▶ [DIRECTIVE]: Reproduce every one of the following items line for line, changing no character.
[Start ENTRIES PROVIDED]
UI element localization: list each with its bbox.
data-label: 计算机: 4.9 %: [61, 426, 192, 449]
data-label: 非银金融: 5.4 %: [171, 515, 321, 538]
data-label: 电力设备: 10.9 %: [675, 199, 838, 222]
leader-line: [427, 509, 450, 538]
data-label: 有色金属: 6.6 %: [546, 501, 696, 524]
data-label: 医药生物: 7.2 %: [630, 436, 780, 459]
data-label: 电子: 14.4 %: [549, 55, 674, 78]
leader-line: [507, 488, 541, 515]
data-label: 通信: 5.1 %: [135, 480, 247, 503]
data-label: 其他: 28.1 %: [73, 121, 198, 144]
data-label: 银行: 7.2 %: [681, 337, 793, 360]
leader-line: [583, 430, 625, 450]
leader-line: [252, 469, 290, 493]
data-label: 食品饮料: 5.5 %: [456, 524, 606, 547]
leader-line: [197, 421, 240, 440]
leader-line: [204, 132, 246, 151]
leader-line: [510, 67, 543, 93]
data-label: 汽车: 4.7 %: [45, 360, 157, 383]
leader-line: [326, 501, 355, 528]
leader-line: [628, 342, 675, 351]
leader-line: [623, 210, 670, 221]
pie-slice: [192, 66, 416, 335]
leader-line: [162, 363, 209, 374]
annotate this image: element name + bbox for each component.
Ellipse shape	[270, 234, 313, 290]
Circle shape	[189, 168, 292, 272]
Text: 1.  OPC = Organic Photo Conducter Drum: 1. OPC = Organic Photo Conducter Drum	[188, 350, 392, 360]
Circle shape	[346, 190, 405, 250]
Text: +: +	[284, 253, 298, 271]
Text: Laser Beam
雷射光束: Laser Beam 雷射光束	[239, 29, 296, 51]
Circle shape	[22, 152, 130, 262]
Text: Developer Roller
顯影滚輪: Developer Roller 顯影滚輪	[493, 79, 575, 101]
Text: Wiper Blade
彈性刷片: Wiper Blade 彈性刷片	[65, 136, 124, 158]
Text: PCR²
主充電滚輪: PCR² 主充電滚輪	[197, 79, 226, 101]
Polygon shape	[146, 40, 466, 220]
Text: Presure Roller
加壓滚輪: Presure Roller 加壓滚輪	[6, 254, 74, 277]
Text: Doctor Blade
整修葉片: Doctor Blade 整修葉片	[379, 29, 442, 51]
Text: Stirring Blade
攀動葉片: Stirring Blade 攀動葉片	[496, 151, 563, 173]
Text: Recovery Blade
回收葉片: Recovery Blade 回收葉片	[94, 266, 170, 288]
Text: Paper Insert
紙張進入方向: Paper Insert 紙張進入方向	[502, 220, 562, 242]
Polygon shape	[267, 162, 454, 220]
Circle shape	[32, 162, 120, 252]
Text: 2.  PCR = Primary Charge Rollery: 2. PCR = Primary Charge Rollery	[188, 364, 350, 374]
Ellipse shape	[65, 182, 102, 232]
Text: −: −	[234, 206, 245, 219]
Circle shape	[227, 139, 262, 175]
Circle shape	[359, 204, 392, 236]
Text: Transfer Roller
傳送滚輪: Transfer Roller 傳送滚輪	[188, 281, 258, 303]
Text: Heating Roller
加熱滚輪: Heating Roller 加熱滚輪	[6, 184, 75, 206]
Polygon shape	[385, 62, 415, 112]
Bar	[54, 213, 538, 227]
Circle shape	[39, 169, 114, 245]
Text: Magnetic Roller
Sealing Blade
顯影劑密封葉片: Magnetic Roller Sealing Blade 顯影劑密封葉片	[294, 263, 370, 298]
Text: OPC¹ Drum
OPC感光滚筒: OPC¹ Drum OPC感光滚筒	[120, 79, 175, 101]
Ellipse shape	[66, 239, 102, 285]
[End ENTRIES PROVIDED]
▶ [SOLUTION BELOW]:
UI element localization: list each with its bbox.
data-label: 计算机: 4.9 %: [61, 426, 192, 449]
data-label: 非银金融: 5.4 %: [171, 515, 321, 538]
data-label: 电力设备: 10.9 %: [675, 199, 838, 222]
leader-line: [427, 509, 450, 538]
data-label: 有色金属: 6.6 %: [546, 501, 696, 524]
data-label: 医药生物: 7.2 %: [630, 436, 780, 459]
data-label: 电子: 14.4 %: [549, 55, 674, 78]
leader-line: [507, 488, 541, 515]
data-label: 通信: 5.1 %: [135, 480, 247, 503]
data-label: 其他: 28.1 %: [73, 121, 198, 144]
data-label: 银行: 7.2 %: [681, 337, 793, 360]
leader-line: [583, 430, 625, 450]
leader-line: [252, 469, 290, 493]
data-label: 食品饮料: 5.5 %: [456, 524, 606, 547]
leader-line: [197, 421, 240, 440]
leader-line: [204, 132, 246, 151]
leader-line: [510, 67, 543, 93]
data-label: 汽车: 4.7 %: [45, 360, 157, 383]
leader-line: [326, 501, 355, 528]
leader-line: [628, 342, 675, 351]
leader-line: [623, 210, 670, 221]
pie-slice: [192, 66, 416, 335]
leader-line: [162, 363, 209, 374]
annotate this image: element name + bbox for each component.
Ellipse shape	[270, 234, 313, 290]
Circle shape	[189, 168, 292, 272]
Text: 1.  OPC = Organic Photo Conducter Drum: 1. OPC = Organic Photo Conducter Drum	[188, 350, 392, 360]
Circle shape	[346, 190, 405, 250]
Text: +: +	[284, 253, 298, 271]
Text: Laser Beam
雷射光束: Laser Beam 雷射光束	[239, 29, 296, 51]
Circle shape	[22, 152, 130, 262]
Text: Developer Roller
顯影滚輪: Developer Roller 顯影滚輪	[493, 79, 575, 101]
Text: Wiper Blade
彈性刷片: Wiper Blade 彈性刷片	[65, 136, 124, 158]
Text: PCR²
主充電滚輪: PCR² 主充電滚輪	[197, 79, 226, 101]
Polygon shape	[146, 40, 466, 220]
Text: Presure Roller
加壓滚輪: Presure Roller 加壓滚輪	[6, 254, 74, 277]
Text: Doctor Blade
整修葉片: Doctor Blade 整修葉片	[379, 29, 442, 51]
Text: Stirring Blade
攀動葉片: Stirring Blade 攀動葉片	[496, 151, 563, 173]
Text: Recovery Blade
回收葉片: Recovery Blade 回收葉片	[94, 266, 170, 288]
Text: Paper Insert
紙張進入方向: Paper Insert 紙張進入方向	[502, 220, 562, 242]
Polygon shape	[267, 162, 454, 220]
Circle shape	[32, 162, 120, 252]
Text: 2.  PCR = Primary Charge Rollery: 2. PCR = Primary Charge Rollery	[188, 364, 350, 374]
Ellipse shape	[65, 182, 102, 232]
Text: −: −	[234, 206, 245, 219]
Circle shape	[227, 139, 262, 175]
Circle shape	[359, 204, 392, 236]
Text: Transfer Roller
傳送滚輪: Transfer Roller 傳送滚輪	[188, 281, 258, 303]
Text: Heating Roller
加熱滚輪: Heating Roller 加熱滚輪	[6, 184, 75, 206]
Polygon shape	[385, 62, 415, 112]
Bar	[54, 213, 538, 227]
Circle shape	[39, 169, 114, 245]
Text: Magnetic Roller
Sealing Blade
顯影劑密封葉片: Magnetic Roller Sealing Blade 顯影劑密封葉片	[294, 263, 370, 298]
Text: OPC¹ Drum
OPC感光滚筒: OPC¹ Drum OPC感光滚筒	[120, 79, 175, 101]
Ellipse shape	[66, 239, 102, 285]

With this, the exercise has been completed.